***** RECORDS FOR THIS TASK

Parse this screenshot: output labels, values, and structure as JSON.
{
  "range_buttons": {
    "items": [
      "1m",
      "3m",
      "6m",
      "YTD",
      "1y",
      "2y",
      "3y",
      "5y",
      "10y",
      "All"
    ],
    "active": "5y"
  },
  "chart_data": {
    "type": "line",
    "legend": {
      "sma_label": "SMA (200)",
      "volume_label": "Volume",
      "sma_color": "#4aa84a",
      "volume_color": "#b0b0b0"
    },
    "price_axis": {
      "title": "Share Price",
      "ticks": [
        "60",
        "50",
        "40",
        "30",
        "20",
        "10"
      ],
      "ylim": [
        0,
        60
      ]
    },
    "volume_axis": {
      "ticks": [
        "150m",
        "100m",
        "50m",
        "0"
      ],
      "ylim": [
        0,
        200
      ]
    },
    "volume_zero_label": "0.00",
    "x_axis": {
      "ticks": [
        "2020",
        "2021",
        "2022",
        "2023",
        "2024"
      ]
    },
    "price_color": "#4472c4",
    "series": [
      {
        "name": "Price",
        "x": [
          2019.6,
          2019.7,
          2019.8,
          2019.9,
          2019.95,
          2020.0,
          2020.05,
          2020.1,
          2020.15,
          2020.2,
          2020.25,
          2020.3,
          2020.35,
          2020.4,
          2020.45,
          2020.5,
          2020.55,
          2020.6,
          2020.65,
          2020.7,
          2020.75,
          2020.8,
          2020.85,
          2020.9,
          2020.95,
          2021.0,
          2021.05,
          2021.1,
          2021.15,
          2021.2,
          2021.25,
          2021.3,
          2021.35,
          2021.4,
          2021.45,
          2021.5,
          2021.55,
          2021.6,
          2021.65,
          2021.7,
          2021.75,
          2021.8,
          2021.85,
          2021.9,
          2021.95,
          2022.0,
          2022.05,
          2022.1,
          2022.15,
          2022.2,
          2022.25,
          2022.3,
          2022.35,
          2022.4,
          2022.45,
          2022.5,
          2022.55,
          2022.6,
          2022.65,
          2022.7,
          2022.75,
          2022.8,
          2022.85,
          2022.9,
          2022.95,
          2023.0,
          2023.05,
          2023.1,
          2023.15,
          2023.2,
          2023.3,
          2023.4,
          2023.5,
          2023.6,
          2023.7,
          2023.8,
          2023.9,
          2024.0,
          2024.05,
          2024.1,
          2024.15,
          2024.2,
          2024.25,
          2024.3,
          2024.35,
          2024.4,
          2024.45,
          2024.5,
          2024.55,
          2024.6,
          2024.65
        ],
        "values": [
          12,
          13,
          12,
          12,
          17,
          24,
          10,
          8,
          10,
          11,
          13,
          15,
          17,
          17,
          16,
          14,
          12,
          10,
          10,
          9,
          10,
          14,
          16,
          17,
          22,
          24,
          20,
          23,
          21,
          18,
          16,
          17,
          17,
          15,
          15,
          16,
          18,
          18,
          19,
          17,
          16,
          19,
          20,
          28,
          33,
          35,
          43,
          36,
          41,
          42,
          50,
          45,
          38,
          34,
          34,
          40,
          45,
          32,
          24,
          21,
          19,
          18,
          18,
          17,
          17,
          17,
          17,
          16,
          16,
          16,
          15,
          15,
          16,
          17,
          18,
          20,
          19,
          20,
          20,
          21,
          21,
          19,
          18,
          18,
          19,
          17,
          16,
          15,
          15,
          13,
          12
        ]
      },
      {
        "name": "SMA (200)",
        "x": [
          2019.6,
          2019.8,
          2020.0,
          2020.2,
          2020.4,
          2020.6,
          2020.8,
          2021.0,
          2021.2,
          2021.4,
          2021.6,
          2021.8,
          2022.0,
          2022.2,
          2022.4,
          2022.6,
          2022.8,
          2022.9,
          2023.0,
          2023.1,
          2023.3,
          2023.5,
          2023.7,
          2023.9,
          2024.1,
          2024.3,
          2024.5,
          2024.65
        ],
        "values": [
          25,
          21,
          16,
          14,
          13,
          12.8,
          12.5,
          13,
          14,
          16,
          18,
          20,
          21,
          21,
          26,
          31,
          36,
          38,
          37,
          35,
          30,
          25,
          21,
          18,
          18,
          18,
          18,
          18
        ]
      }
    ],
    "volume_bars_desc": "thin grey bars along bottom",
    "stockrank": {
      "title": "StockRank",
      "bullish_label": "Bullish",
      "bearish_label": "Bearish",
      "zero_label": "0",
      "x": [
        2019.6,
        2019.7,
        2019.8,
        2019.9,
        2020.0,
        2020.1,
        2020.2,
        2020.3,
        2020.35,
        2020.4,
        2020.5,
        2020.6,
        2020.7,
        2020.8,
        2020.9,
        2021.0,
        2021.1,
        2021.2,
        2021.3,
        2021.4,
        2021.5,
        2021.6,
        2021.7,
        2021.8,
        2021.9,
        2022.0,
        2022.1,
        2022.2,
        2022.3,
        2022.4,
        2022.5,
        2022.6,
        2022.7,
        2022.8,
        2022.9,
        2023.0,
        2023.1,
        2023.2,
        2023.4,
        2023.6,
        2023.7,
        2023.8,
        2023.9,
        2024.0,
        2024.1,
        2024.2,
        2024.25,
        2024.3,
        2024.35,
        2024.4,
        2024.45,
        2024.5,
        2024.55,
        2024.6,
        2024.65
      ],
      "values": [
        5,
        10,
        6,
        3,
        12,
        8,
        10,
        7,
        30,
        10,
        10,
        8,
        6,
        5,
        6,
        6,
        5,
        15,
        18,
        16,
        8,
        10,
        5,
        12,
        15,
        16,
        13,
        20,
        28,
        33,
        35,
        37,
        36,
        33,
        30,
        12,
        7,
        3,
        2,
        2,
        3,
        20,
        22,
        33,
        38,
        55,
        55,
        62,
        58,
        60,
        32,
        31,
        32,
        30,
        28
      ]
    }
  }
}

**********

▸ **SHORT PROBLEM**
Reproduce the material above, every line of it, exactly.

▸ **RESULT OF THIS TASK**
Parse this screenshot: output labels, values, and structure as JSON.
{
  "range_buttons": {
    "items": [
      "1m",
      "3m",
      "6m",
      "YTD",
      "1y",
      "2y",
      "3y",
      "5y",
      "10y",
      "All"
    ],
    "active": "5y"
  },
  "chart_data": {
    "type": "line",
    "legend": {
      "sma_label": "SMA (200)",
      "volume_label": "Volume",
      "sma_color": "#4aa84a",
      "volume_color": "#b0b0b0"
    },
    "price_axis": {
      "title": "Share Price",
      "ticks": [
        "60",
        "50",
        "40",
        "30",
        "20",
        "10"
      ],
      "ylim": [
        0,
        60
      ]
    },
    "volume_axis": {
      "ticks": [
        "150m",
        "100m",
        "50m",
        "0"
      ],
      "ylim": [
        0,
        200
      ]
    },
    "volume_zero_label": "0.00",
    "x_axis": {
      "ticks": [
        "2020",
        "2021",
        "2022",
        "2023",
        "2024"
      ]
    },
    "price_color": "#4472c4",
    "series": [
      {
        "name": "Price",
        "x": [
          2019.6,
          2019.7,
          2019.8,
          2019.9,
          2019.95,
          2020.0,
          2020.05,
          2020.1,
          2020.15,
          2020.2,
          2020.25,
          2020.3,
          2020.35,
          2020.4,
          2020.45,
          2020.5,
          2020.55,
          2020.6,
          2020.65,
          2020.7,
          2020.75,
          2020.8,
          2020.85,
          2020.9,
          2020.95,
          2021.0,
          2021.05,
          2021.1,
          2021.15,
          2021.2,
          2021.25,
          2021.3,
          2021.35,
          2021.4,
          2021.45,
          2021.5,
          2021.55,
          2021.6,
          2021.65,
          2021.7,
          2021.75,
          2021.8,
          2021.85,
          2021.9,
          2021.95,
          2022.0,
          2022.05,
          2022.1,
          2022.15,
          2022.2,
          2022.25,
          2022.3,
          2022.35,
          2022.4,
          2022.45,
          2022.5,
          2022.55,
          2022.6,
          2022.65,
          2022.7,
          2022.75,
          2022.8,
          2022.85,
          2022.9,
          2022.95,
          2023.0,
          2023.05,
          2023.1,
          2023.15,
          2023.2,
          2023.3,
          2023.4,
          2023.5,
          2023.6,
          2023.7,
          2023.8,
          2023.9,
          2024.0,
          2024.05,
          2024.1,
          2024.15,
          2024.2,
          2024.25,
          2024.3,
          2024.35,
          2024.4,
          2024.45,
          2024.5,
          2024.55,
          2024.6,
          2024.65
        ],
        "values": [
          12,
          13,
          12,
          12,
          17,
          24,
          10,
          8,
          10,
          11,
          13,
          15,
          17,
          17,
          16,
          14,
          12,
          10,
          10,
          9,
          10,
          14,
          16,
          17,
          22,
          24,
          20,
          23,
          21,
          18,
          16,
          17,
          17,
          15,
          15,
          16,
          18,
          18,
          19,
          17,
          16,
          19,
          20,
          28,
          33,
          35,
          43,
          36,
          41,
          42,
          50,
          45,
          38,
          34,
          34,
          40,
          45,
          32,
          24,
          21,
          19,
          18,
          18,
          17,
          17,
          17,
          17,
          16,
          16,
          16,
          15,
          15,
          16,
          17,
          18,
          20,
          19,
          20,
          20,
          21,
          21,
          19,
          18,
          18,
          19,
          17,
          16,
          15,
          15,
          13,
          12
        ]
      },
      {
        "name": "SMA (200)",
        "x": [
          2019.6,
          2019.8,
          2020.0,
          2020.2,
          2020.4,
          2020.6,
          2020.8,
          2021.0,
          2021.2,
          2021.4,
          2021.6,
          2021.8,
          2022.0,
          2022.2,
          2022.4,
          2022.6,
          2022.8,
          2022.9,
          2023.0,
          2023.1,
          2023.3,
          2023.5,
          2023.7,
          2023.9,
          2024.1,
          2024.3,
          2024.5,
          2024.65
        ],
        "values": [
          25,
          21,
          16,
          14,
          13,
          12.8,
          12.5,
          13,
          14,
          16,
          18,
          20,
          21,
          21,
          26,
          31,
          36,
          38,
          37,
          35,
          30,
          25,
          21,
          18,
          18,
          18,
          18,
          18
        ]
      }
    ],
    "volume_bars_desc": "thin grey bars along bottom",
    "stockrank": {
      "title": "StockRank",
      "bullish_label": "Bullish",
      "bearish_label": "Bearish",
      "zero_label": "0",
      "x": [
        2019.6,
        2019.7,
        2019.8,
        2019.9,
        2020.0,
        2020.1,
        2020.2,
        2020.3,
        2020.35,
        2020.4,
        2020.5,
        2020.6,
        2020.7,
        2020.8,
        2020.9,
        2021.0,
        2021.1,
        2021.2,
        2021.3,
        2021.4,
        2021.5,
        2021.6,
        2021.7,
        2021.8,
        2021.9,
        2022.0,
        2022.1,
        2022.2,
        2022.3,
        2022.4,
        2022.5,
        2022.6,
        2022.7,
        2022.8,
        2022.9,
        2023.0,
        2023.1,
        2023.2,
        2023.4,
        2023.6,
        2023.7,
        2023.8,
        2023.9,
        2024.0,
        2024.1,
        2024.2,
        2024.25,
        2024.3,
        2024.35,
        2024.4,
        2024.45,
        2024.5,
        2024.55,
        2024.6,
        2024.65
      ],
      "values": [
        5,
        10,
        6,
        3,
        12,
        8,
        10,
        7,
        30,
        10,
        10,
        8,
        6,
        5,
        6,
        6,
        5,
        15,
        18,
        16,
        8,
        10,
        5,
        12,
        15,
        16,
        13,
        20,
        28,
        33,
        35,
        37,
        36,
        33,
        30,
        12,
        7,
        3,
        2,
        2,
        3,
        20,
        22,
        33,
        38,
        55,
        55,
        62,
        58,
        60,
        32,
        31,
        32,
        30,
        28
      ]
    }
  }
}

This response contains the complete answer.